### Passage

The present invention relates to crystallization of ferroelectric thin films. More particularly, the present invention relates to a laser-based method for crystallization of ferroelectric thin films at low temperature and system therefor and their application in tunable microwave devices.

BACKGROUND OF THE INVENTION
Laser annealing or localized heating by a laser is well studied for the silicon in the 1980s to make thin film transistor-liquid crystal displays at low temperatures [Khaibulin et al, Baeri et al]. However, this technique was found to be suitable and useful for some ferroelectric thin films like lead zirconate titanate (PZT). In general, high temperature crystallized ferroelectric thin films carried out at a temperature more than 600oC show the best functional properties like tunability and high dielectric constant [Kim et al, Muralt et al]. The integration of ferroelectric thin films onto polymers/IC’s requires crystallization at lower temperatures like 300oC [Fedder et al]. In this process, lasers act as a heat source (photothermal effects) and its intense and directed energy can induce lattice mending due to the absorption of photons [Bauerle et al]. Heating through laser is localized to the surface layer, which reduces the film-substrate interfacial interaction that usually occurs at a higher temperature, resulting in improved electrical properties.
To integrate BST thin film directly into system-on-chip (SoC), it is necessary to process the BST film below 350oC and based on previous studies laser annealing was found to be the best process. Many reports are available on the laser annealing on lead-based thin films, which are investigated for their ferroelectric and piezoelectric properties [Zhu et al and Rajashekhar et al].

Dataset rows
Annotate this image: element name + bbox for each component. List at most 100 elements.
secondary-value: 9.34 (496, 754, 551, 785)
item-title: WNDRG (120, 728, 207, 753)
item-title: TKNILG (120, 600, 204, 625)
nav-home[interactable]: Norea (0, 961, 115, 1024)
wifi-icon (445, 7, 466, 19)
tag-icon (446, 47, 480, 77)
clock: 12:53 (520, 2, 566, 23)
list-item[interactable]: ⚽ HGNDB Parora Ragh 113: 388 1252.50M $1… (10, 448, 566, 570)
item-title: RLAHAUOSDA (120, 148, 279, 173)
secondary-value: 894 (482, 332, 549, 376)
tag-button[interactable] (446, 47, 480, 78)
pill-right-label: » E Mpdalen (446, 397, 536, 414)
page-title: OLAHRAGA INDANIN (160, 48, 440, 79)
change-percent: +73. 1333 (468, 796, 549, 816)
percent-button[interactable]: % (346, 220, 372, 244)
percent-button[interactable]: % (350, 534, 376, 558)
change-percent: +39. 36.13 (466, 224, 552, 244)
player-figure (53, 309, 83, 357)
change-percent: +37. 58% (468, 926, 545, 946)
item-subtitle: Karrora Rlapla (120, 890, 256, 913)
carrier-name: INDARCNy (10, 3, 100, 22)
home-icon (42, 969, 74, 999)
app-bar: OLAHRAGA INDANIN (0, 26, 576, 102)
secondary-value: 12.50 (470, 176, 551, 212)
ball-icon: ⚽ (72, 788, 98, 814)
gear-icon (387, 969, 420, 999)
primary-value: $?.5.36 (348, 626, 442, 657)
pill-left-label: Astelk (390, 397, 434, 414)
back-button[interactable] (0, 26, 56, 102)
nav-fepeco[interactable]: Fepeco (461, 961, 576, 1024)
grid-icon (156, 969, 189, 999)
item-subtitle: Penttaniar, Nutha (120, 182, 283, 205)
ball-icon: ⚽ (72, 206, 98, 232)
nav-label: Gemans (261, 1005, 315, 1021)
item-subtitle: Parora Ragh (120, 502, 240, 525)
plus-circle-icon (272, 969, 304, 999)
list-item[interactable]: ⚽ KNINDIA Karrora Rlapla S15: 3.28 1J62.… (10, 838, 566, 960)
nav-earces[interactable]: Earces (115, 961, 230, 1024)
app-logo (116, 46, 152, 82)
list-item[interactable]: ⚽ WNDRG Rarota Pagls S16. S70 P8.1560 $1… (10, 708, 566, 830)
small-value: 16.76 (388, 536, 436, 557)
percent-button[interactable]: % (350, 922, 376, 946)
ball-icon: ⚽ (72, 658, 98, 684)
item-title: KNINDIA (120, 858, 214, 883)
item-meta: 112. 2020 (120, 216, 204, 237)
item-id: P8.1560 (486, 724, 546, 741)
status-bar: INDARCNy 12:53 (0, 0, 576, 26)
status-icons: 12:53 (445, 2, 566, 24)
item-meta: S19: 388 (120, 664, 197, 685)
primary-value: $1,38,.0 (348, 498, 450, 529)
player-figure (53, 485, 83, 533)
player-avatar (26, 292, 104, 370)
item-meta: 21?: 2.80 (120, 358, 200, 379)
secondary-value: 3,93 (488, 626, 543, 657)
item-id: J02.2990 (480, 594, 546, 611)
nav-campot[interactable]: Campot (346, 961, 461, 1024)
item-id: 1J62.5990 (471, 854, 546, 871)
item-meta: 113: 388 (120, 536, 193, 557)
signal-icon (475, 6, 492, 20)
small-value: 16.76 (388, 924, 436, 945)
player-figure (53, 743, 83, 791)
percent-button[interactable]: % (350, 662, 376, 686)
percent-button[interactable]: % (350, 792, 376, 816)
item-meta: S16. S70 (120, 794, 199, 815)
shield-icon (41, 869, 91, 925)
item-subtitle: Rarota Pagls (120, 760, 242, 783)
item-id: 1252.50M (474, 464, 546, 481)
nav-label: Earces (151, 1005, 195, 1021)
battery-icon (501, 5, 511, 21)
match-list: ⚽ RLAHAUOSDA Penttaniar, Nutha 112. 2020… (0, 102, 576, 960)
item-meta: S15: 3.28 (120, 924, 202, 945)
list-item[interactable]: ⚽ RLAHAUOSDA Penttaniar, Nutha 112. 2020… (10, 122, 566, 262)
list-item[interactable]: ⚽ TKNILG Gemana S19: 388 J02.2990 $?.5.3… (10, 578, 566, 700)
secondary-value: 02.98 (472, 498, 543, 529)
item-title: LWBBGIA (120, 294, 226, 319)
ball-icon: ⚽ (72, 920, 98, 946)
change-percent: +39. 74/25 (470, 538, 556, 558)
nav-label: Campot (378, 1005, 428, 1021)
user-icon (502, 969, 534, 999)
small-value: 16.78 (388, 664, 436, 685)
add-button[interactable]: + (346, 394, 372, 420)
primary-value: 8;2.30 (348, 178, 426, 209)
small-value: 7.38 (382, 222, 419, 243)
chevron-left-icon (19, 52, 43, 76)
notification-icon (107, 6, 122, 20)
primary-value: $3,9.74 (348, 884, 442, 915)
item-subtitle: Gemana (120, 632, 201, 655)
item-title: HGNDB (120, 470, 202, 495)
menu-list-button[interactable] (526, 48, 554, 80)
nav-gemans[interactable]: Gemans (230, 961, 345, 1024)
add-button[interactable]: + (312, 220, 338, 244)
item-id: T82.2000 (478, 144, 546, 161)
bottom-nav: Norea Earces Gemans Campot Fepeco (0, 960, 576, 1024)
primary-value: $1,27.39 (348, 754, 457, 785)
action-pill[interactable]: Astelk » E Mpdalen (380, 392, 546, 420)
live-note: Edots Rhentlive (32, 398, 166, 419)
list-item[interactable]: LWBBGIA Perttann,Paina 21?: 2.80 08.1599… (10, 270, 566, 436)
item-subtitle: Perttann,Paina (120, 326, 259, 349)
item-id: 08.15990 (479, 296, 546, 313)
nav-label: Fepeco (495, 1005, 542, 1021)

---

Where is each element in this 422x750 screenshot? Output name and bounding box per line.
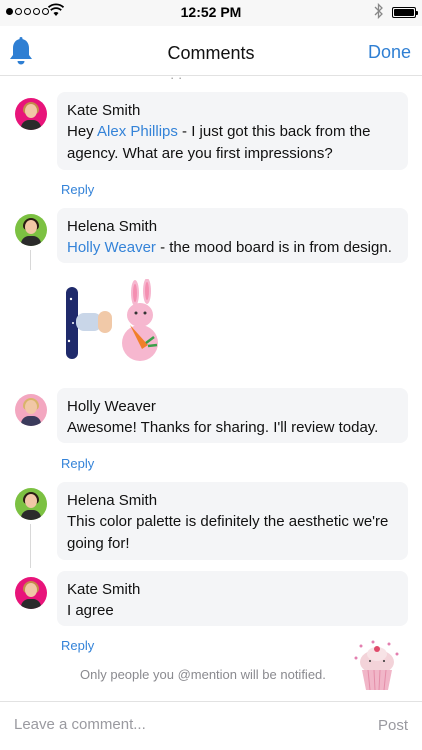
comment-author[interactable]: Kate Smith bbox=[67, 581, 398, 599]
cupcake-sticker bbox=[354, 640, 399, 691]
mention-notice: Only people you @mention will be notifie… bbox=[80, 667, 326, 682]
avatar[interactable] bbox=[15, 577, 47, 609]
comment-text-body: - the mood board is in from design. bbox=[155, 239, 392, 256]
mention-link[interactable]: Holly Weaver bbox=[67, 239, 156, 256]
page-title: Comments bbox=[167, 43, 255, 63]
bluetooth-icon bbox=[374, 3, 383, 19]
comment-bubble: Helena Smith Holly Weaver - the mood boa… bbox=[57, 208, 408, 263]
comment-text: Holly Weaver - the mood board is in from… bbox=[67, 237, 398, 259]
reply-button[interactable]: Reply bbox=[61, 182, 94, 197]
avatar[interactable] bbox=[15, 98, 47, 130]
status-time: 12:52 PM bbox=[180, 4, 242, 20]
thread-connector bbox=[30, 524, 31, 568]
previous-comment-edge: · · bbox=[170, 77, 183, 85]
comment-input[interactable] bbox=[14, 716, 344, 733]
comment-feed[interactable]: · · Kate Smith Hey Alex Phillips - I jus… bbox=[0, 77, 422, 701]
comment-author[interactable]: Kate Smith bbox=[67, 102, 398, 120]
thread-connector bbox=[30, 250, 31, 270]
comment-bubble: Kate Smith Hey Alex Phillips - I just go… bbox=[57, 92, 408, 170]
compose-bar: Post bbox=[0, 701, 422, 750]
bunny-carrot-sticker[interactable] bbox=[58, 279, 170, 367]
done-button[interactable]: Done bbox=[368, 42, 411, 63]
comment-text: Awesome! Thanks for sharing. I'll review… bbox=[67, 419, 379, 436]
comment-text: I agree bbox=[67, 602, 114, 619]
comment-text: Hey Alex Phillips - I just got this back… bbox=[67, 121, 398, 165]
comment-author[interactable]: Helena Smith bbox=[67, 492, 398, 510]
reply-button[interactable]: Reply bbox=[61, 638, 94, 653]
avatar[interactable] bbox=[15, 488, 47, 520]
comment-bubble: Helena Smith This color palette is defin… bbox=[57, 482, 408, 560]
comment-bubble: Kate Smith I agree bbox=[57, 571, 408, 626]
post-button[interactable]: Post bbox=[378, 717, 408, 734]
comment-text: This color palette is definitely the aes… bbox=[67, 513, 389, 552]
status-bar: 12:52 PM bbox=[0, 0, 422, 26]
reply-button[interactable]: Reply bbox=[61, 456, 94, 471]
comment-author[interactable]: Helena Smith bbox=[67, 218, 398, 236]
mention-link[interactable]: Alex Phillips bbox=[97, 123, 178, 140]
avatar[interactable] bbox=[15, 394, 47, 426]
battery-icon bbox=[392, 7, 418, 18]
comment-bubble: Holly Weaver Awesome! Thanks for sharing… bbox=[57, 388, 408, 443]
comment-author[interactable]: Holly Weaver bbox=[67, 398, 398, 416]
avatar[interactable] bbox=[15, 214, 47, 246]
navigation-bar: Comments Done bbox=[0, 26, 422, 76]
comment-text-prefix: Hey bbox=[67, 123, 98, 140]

--

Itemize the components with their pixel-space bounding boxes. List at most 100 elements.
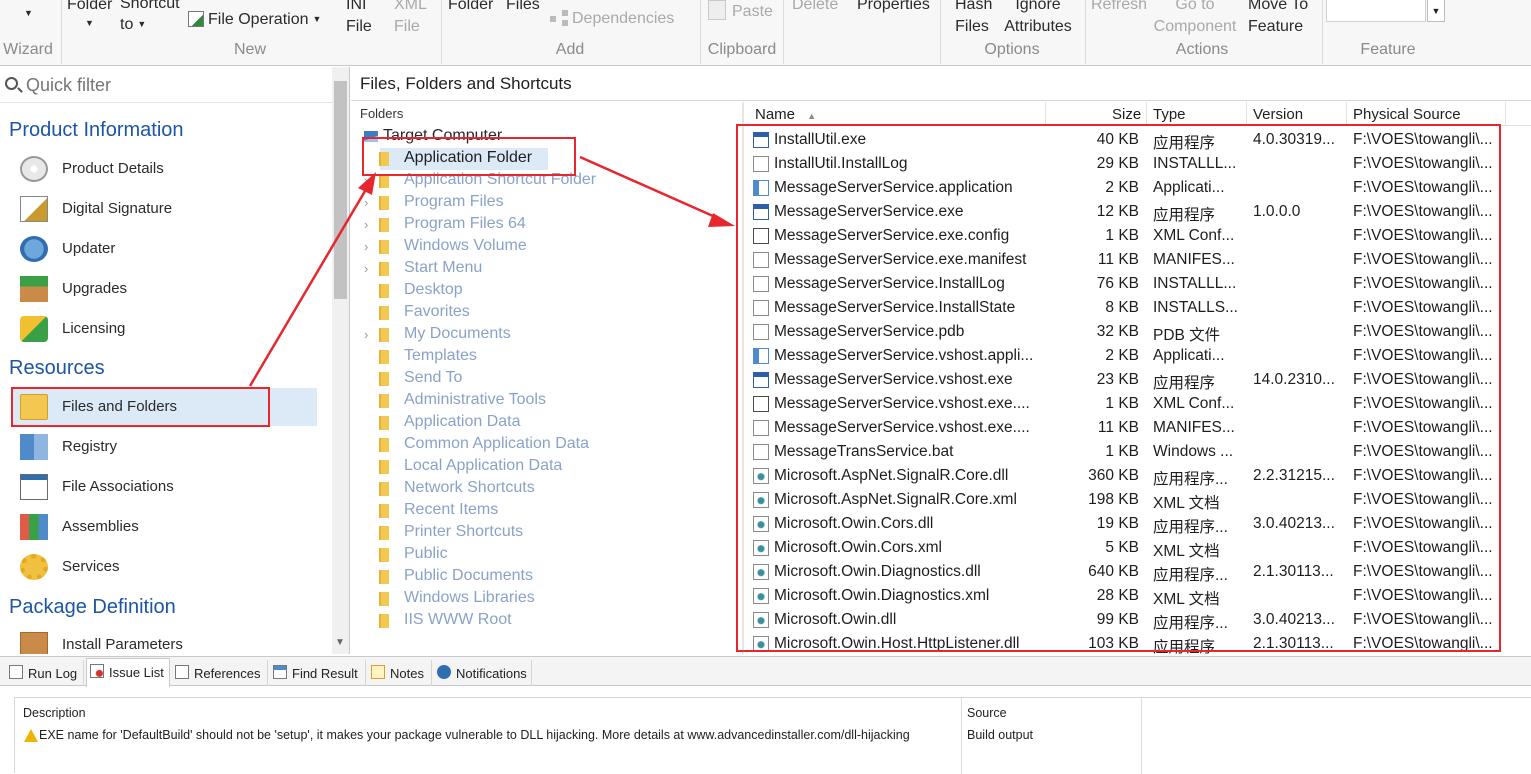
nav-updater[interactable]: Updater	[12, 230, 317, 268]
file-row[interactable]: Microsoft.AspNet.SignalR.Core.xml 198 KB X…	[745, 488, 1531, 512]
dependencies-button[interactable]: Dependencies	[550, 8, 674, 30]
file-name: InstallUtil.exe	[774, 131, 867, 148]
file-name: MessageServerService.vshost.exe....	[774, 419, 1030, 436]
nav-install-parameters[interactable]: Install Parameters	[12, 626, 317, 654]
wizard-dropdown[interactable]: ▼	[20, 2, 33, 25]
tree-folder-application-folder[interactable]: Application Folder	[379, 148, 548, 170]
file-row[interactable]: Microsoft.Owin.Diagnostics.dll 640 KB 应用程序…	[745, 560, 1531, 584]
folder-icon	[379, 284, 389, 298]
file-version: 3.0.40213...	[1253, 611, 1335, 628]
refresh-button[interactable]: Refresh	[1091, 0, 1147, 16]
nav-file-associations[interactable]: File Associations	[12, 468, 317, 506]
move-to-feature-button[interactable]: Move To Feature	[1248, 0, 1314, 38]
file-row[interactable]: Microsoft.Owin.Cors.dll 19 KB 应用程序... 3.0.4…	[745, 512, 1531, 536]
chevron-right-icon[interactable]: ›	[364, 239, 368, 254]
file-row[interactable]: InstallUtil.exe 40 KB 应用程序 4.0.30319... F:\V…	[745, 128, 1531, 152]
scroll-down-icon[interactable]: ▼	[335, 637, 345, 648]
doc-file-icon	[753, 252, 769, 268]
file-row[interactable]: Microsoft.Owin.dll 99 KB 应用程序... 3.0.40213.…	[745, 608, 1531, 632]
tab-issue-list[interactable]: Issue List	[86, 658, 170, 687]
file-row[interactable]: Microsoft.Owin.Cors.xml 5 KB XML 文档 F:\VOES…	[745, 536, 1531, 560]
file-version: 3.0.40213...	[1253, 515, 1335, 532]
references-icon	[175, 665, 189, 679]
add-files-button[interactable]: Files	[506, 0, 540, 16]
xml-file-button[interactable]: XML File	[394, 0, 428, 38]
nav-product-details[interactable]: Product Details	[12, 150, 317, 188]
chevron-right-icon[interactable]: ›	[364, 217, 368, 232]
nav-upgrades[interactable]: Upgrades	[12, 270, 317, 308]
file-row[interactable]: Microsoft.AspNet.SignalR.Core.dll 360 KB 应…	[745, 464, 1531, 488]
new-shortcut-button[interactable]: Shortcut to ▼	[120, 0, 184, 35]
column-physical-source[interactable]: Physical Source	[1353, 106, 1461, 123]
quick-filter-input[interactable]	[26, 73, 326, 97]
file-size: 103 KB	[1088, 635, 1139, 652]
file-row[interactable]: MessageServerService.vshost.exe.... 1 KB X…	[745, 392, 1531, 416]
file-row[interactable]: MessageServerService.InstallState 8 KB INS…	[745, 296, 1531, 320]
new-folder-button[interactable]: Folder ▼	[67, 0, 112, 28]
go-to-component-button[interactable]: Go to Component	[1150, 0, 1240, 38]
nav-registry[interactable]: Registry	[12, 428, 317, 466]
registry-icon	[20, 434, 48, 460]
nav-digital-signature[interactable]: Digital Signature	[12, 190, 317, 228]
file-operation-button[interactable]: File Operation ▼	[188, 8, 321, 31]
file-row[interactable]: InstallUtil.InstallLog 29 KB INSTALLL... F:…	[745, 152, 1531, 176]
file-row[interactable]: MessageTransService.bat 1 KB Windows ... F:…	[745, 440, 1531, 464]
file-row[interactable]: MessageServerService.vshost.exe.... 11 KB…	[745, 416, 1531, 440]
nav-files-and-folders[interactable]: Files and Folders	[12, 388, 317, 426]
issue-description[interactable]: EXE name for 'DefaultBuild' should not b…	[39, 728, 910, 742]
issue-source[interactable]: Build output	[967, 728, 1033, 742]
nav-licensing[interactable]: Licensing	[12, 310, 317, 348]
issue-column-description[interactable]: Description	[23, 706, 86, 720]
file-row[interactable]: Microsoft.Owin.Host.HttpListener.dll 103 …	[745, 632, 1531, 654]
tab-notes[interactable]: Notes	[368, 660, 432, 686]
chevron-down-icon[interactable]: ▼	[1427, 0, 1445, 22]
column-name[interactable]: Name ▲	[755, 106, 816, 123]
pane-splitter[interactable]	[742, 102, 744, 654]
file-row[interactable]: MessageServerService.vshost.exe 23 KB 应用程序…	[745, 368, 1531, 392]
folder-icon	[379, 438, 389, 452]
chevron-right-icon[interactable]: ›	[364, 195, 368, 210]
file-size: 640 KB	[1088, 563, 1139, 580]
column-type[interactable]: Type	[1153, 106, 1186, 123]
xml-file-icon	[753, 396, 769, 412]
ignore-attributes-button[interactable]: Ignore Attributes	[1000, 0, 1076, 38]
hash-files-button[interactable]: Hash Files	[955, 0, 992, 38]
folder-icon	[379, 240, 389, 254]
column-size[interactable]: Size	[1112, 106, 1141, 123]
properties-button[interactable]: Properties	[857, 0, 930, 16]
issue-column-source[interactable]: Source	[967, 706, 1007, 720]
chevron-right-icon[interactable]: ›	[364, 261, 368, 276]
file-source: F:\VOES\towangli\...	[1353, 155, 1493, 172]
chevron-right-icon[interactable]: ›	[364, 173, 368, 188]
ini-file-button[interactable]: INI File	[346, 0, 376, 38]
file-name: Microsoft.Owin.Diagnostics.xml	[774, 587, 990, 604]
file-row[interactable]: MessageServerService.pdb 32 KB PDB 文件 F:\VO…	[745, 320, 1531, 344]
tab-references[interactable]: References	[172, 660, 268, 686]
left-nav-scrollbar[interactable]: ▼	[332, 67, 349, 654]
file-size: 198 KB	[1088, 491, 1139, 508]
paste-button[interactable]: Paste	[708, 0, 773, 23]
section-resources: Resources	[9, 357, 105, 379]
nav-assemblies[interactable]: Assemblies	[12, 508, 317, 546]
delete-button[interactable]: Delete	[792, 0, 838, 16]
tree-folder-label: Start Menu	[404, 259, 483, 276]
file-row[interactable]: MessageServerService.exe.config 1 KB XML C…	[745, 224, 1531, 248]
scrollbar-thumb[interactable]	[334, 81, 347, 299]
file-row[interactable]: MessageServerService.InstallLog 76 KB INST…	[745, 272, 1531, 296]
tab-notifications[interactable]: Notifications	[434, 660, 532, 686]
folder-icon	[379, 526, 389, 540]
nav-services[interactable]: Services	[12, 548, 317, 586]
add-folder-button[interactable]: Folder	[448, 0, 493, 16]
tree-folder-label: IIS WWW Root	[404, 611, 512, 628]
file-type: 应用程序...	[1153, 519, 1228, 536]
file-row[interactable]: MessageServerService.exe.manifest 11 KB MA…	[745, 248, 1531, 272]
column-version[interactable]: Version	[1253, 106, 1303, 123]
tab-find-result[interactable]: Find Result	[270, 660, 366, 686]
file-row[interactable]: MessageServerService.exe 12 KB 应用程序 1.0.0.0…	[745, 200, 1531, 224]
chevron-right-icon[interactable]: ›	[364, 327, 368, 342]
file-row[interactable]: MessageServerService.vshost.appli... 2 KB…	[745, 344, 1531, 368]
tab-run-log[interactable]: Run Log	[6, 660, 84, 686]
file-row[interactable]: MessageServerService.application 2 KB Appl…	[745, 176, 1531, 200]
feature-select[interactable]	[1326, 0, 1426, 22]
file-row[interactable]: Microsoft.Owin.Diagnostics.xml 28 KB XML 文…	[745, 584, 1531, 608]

### Required work
(a) Answer these questions from the passage on laser crystallization of ferroelectric thin films, please:
(i) In which decade was laser annealing of silicon well studied?
(ii) Which ferroelectric thin film is given as one for which the technique was found suitable?
(iii) Below what temperature must BST film be processed to integrate it directly into system-on-chip?
(b) Resume the passage on laser crystallization of ferroelectric thin films at the point where it stops.
The data come from a separate source.

### Answer list
(a)
(i) The 1980s.
(ii) Lead zirconate titanate (PZT).
(iii) 350°C.

(b)
Queralto et al. used a Nd:YAG laser (266 nm) for the annealing of BST thin films and explained it based on the photon energy of the laser and the bond energy for the Ba-O, Sr-O and Ti-O bonds. Kang et al reported high dielectric constant and low loss with low leakage current density for the laser annealed BST thin films at 300oC. Out of several drawbacks, crack formation and lack of full crystallization are the major problems associated with the laser annealing of ferroelectric thin films. Haldar et al. used a Kr-F excimer laser to crystallize chemical solution deposited BST thin films with a substrate temperature of 25-250oC and energy density of 100 mJ/cm2. Microstructural investigation shows reduced cracks for the laser annealed BST thin films. Baldus et al. has done a series of experiments on laser annealing for the BST system by changing the number of pulses and laser energy density to prevent the crack, which appears due to thermal stress. The PZT thin films were partially crystallized (120 nm of 600 nm) using a KrF excimer laser and to increase the penetration depth of the laser, longer laser wavelengths (Ar laser, 488 nm) were used, Lu et Al. In the recent report published by Queralto et al. BST8 thin films (BST/LNO/SiO2/Si) were crystallized with a Kr-F excimer laser in an oxygen ambient at fluences ranging from 50 to 75 mJ/cm2 at a substrate temperature of 500oC with full crystallization of thin films of 40 nm thickness. However, 160 nm thick films showed the crystallization only up to 70 nm due to the large temperature difference between the film surface and interface.
Therefore, there is a need of a technology that enables fabrication of thin films at low temperatures i.e. at 300oC which are usually obtained at 700oC.

OBJECT OF THE INVENTION
The main object of the present invention is to provide full vertical crystallization of thin films, layer-by-layer deposition of the film and laser annealing at low processing temperature after each stage of deposition.
Another object of the present invention is to provide a system for crystallization of thin films at low temperature i.e. at 300ºC which are usually obtained at 700ºC.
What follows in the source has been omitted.